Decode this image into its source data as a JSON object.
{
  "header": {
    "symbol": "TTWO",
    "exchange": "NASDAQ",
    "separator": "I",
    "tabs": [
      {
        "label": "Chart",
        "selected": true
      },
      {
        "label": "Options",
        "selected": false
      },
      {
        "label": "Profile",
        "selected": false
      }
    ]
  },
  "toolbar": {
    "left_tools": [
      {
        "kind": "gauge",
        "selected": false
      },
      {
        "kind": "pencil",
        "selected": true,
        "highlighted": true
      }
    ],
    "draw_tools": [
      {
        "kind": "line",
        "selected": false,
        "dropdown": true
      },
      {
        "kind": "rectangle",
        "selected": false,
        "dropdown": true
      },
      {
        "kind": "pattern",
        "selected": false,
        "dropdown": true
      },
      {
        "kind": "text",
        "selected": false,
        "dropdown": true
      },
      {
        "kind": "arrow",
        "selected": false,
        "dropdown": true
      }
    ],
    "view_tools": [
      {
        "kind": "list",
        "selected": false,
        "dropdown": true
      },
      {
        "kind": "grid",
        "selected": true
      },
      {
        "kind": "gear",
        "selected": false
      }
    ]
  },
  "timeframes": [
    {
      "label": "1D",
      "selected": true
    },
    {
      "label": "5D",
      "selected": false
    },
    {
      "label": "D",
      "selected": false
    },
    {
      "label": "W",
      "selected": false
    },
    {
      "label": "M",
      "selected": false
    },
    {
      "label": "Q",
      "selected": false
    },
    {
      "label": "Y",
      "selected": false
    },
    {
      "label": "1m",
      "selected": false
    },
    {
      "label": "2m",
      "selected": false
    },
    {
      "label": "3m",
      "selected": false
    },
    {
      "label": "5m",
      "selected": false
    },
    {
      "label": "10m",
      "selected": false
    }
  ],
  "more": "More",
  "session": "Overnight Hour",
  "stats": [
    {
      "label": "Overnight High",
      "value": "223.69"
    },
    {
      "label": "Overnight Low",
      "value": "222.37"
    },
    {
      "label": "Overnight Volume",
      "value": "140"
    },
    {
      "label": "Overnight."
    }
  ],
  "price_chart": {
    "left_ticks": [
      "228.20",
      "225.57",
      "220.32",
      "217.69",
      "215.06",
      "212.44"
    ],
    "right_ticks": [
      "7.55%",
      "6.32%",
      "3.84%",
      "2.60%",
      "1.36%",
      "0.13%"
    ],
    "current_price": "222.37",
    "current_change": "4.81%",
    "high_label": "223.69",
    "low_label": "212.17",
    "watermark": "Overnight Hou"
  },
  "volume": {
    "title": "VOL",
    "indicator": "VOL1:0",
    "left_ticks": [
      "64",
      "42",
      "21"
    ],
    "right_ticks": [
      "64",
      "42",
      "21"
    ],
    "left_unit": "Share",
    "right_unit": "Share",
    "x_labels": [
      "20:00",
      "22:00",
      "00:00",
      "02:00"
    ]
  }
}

◆ ◆ ◆

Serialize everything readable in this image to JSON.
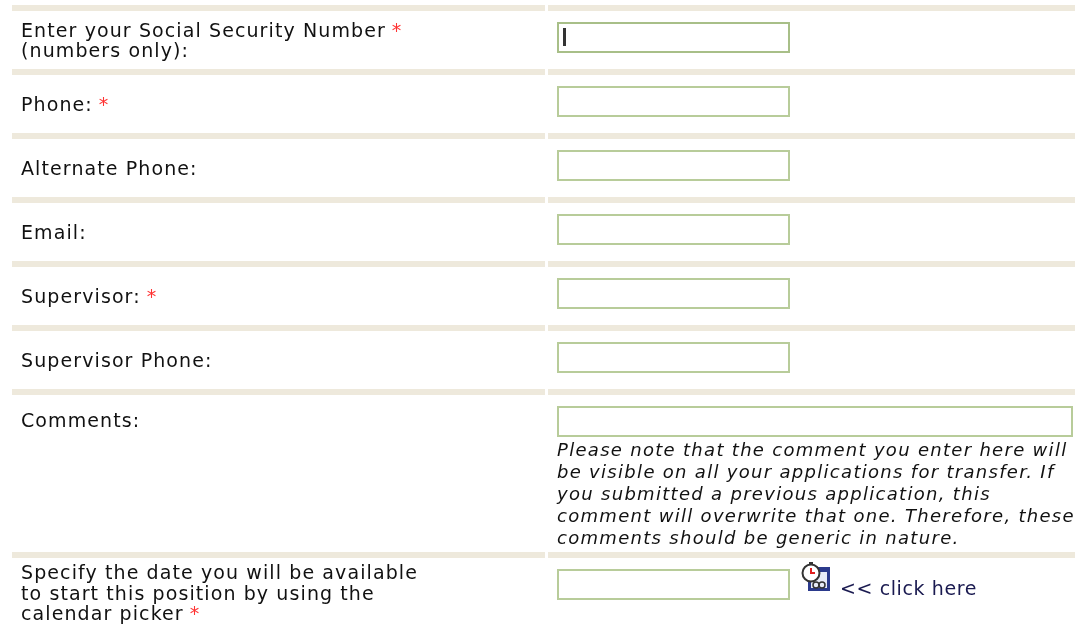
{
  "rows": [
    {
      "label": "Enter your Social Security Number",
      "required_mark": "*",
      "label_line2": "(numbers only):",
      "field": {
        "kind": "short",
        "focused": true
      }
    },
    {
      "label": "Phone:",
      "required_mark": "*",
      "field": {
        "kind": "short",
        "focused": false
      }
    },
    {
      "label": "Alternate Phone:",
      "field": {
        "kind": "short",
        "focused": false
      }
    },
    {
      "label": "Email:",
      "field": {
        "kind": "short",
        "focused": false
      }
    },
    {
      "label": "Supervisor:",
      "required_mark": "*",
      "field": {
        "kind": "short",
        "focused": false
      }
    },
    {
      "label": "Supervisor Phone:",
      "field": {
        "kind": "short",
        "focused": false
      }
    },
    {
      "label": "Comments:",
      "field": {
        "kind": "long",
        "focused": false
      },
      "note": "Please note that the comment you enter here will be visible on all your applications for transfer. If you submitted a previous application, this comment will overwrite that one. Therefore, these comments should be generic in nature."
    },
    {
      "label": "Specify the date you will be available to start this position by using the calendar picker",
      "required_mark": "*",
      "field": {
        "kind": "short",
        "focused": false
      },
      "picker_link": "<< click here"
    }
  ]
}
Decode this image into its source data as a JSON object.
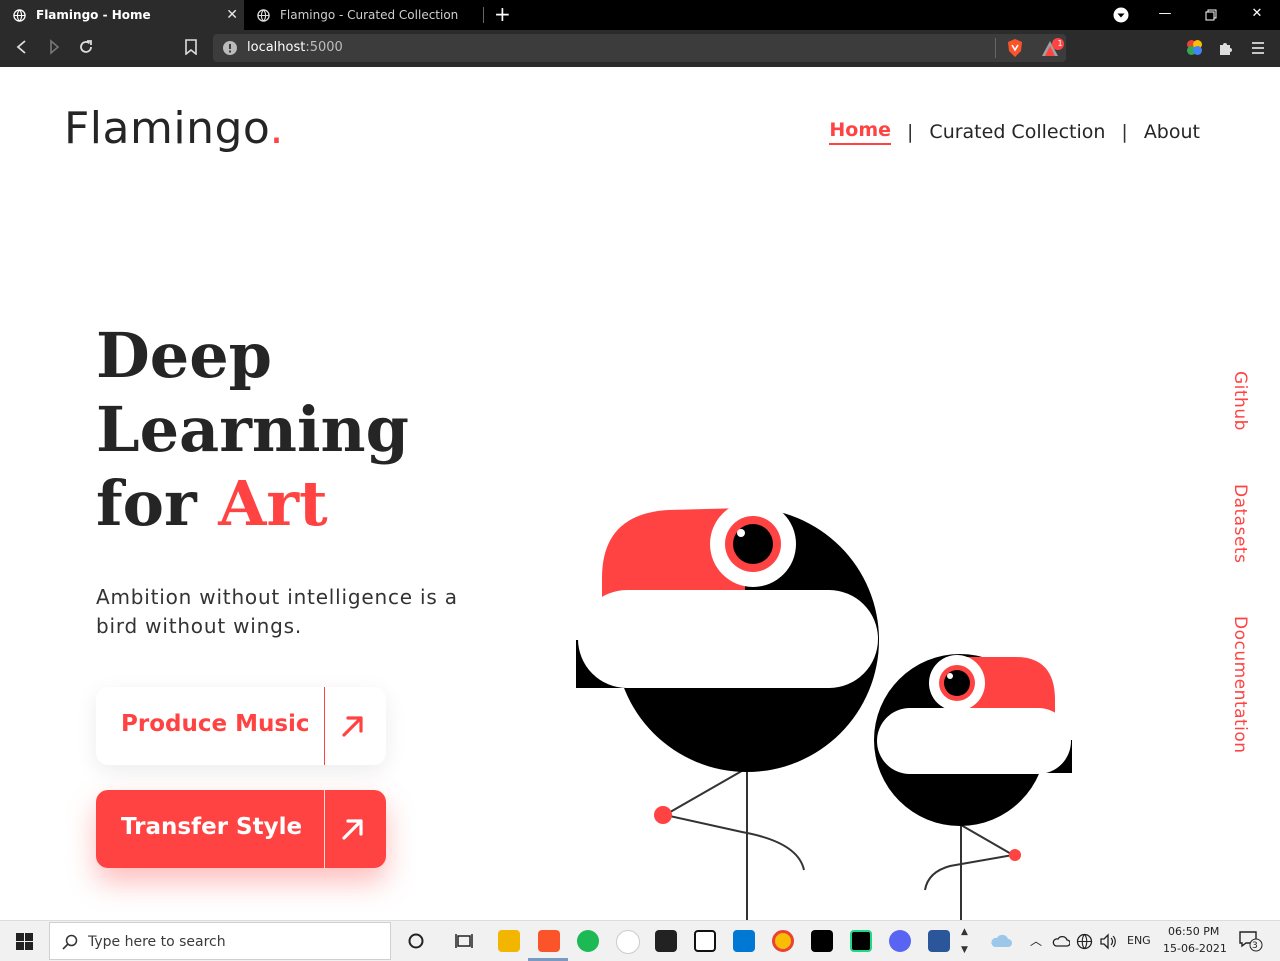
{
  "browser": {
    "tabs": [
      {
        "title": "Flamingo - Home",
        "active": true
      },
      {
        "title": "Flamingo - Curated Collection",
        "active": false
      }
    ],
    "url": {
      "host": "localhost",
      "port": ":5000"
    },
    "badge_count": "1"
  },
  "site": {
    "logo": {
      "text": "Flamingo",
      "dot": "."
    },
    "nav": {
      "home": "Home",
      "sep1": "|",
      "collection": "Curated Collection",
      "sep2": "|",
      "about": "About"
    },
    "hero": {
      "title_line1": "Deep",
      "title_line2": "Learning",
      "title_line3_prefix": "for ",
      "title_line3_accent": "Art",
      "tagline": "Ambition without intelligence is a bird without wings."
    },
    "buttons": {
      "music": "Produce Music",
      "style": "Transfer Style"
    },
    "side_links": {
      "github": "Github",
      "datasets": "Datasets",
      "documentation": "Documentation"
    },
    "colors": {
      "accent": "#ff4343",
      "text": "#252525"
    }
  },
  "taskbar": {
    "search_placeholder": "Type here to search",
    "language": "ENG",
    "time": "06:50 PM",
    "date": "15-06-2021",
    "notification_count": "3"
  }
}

◆ ◆ ◆

= Problem requirements =
List each line of the entries that holds the string "here".

= Answer in full =
      "note": "Please note that the comment you enter here will be visible on all your applications for transfer. If you submitted a previous application, this comment will overwrite that one. Therefore, these comments should be generic in nature."
      "picker_link": "<< click here"
    "search_placeholder": "Type here to search",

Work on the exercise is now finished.